#### [Given exercise]
Only the number is wanted: tally the lines below that contain the word "kind".

#### [Stored entries]
- - - -
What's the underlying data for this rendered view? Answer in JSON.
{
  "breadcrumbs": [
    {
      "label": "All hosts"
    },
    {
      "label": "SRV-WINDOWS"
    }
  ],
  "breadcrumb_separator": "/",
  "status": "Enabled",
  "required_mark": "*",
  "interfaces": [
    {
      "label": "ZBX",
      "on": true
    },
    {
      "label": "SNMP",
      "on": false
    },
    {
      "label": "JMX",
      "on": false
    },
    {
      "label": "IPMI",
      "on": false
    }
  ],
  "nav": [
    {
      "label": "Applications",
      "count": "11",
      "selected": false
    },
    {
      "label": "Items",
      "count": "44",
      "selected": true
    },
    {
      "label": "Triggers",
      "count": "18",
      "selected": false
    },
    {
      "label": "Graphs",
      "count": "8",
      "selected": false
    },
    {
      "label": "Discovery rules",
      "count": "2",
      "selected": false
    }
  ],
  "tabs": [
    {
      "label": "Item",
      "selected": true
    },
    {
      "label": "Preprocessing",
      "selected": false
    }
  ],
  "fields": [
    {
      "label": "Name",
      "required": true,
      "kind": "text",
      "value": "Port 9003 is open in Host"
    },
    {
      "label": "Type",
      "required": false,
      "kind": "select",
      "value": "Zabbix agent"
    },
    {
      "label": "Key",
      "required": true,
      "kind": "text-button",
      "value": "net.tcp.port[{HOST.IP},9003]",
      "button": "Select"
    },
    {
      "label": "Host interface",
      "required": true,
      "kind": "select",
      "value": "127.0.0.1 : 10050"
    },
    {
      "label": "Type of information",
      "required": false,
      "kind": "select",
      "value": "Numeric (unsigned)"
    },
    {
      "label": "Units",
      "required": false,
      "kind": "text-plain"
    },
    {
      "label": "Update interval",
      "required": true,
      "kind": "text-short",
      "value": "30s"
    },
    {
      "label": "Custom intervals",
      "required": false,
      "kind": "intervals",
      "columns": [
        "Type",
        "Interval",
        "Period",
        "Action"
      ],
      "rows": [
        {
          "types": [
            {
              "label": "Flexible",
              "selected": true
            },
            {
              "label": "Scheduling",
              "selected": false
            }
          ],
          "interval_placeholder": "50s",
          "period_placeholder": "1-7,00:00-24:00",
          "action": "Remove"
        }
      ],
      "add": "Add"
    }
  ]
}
- - - -
#### [Expected output]
8